■ TASK OBJECTIVE: Leave out the pictures and copy everything else in the entries exactly.

■ SOURCE RECORDS:
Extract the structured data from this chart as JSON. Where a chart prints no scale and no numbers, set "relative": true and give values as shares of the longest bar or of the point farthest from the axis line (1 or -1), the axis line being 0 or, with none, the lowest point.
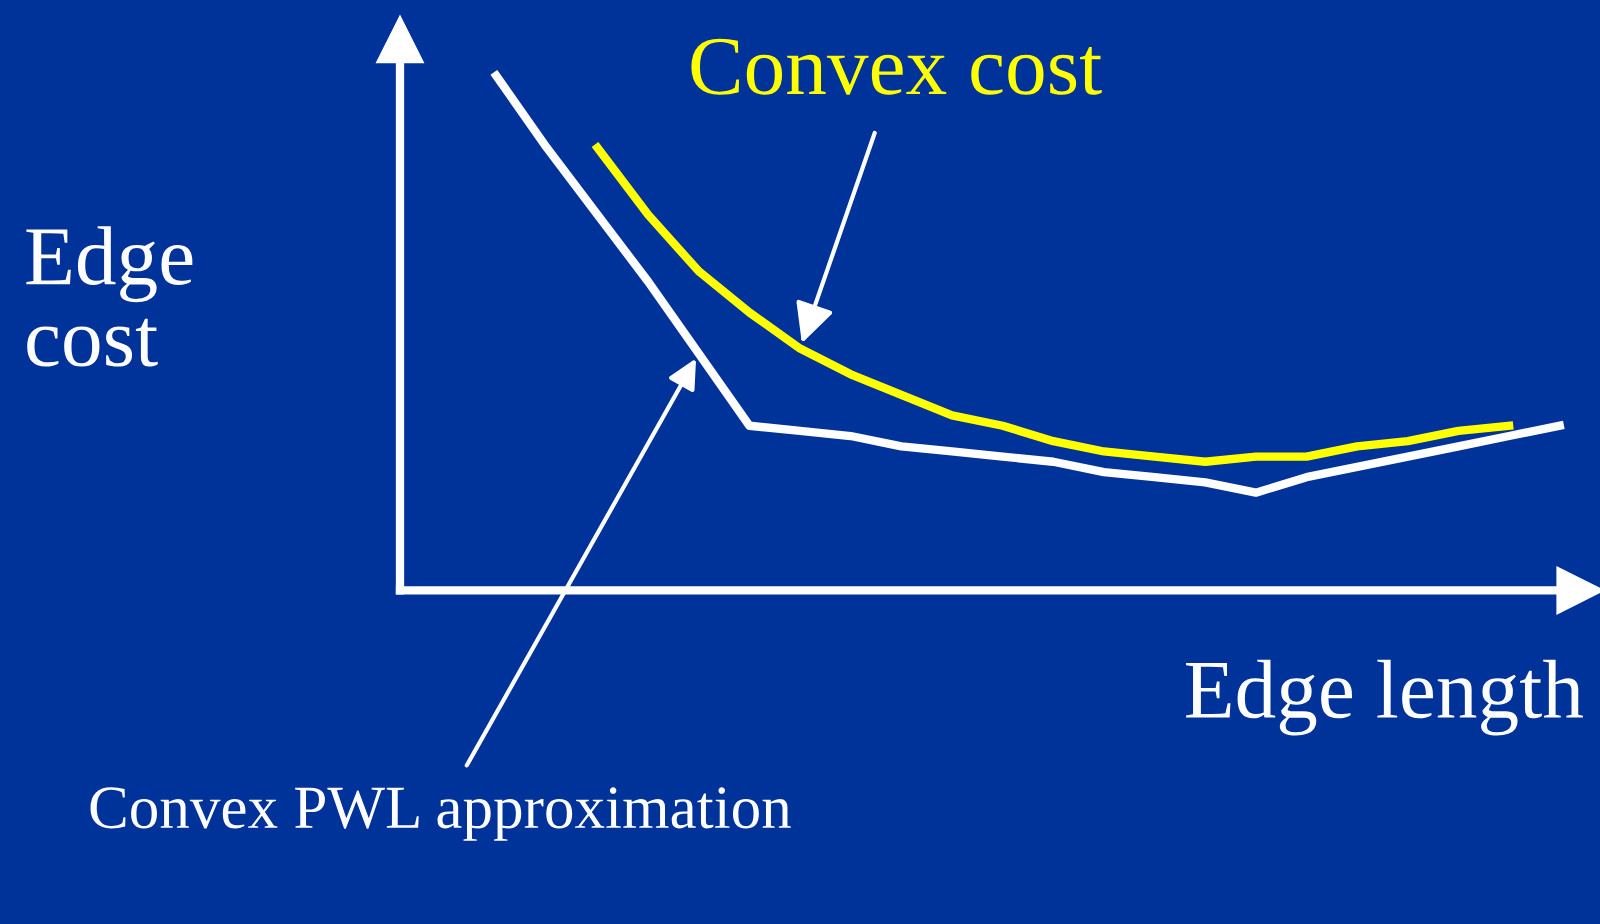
{
  "chart_data": {
    "type": "line",
    "relative": true,
    "xlabel": "Edge length",
    "ylabel": "Edge\ncost",
    "grid": false,
    "legend": false,
    "marker": "none",
    "line_style": "solid",
    "categories": [
      null,
      null,
      null,
      null,
      null,
      null,
      null,
      null,
      null,
      null,
      null,
      null,
      null,
      null,
      null,
      null,
      null,
      null,
      null,
      null,
      null,
      null
    ],
    "series": [
      {
        "name": "Convex cost",
        "color": "#ffff00",
        "values": [
          null,
          null,
          0.86,
          0.73,
          0.62,
          0.54,
          0.47,
          0.42,
          0.38,
          0.34,
          0.32,
          0.29,
          0.27,
          0.26,
          0.25,
          0.26,
          0.26,
          0.28,
          0.29,
          0.31,
          0.32,
          null
        ]
      },
      {
        "name": "Convex PWL approximation",
        "color": "#ffffff",
        "values": [
          1,
          0.86,
          0.73,
          0.6,
          0.46,
          0.32,
          0.31,
          0.3,
          0.28,
          0.27,
          0.26,
          0.25,
          0.23,
          0.22,
          0.21,
          0.19,
          0.22,
          0.24,
          0.26,
          0.28,
          0.3,
          0.32
        ]
      }
    ]
  }
}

■ OUTPUT OF THE EXERCISE:
Extract the structured data from this chart as JSON. Where a chart prints no scale and no numbers, set "relative": true and give values as shares of the longest bar or of the point farthest from the axis line (1 or -1), the axis line being 0 or, with none, the lowest point.
{
  "chart_data": {
    "type": "line",
    "relative": true,
    "xlabel": "Edge length",
    "ylabel": "Edge\ncost",
    "grid": false,
    "legend": false,
    "marker": "none",
    "line_style": "solid",
    "categories": [
      null,
      null,
      null,
      null,
      null,
      null,
      null,
      null,
      null,
      null,
      null,
      null,
      null,
      null,
      null,
      null,
      null,
      null,
      null,
      null,
      null,
      null
    ],
    "series": [
      {
        "name": "Convex cost",
        "color": "#ffff00",
        "values": [
          null,
          null,
          0.86,
          0.73,
          0.62,
          0.54,
          0.47,
          0.42,
          0.38,
          0.34,
          0.32,
          0.29,
          0.27,
          0.26,
          0.25,
          0.26,
          0.26,
          0.28,
          0.29,
          0.31,
          0.32,
          null
        ]
      },
      {
        "name": "Convex PWL approximation",
        "color": "#ffffff",
        "values": [
          1,
          0.86,
          0.73,
          0.6,
          0.46,
          0.32,
          0.31,
          0.3,
          0.28,
          0.27,
          0.26,
          0.25,
          0.23,
          0.22,
          0.21,
          0.19,
          0.22,
          0.24,
          0.26,
          0.28,
          0.3,
          0.32
        ]
      }
    ]
  }
}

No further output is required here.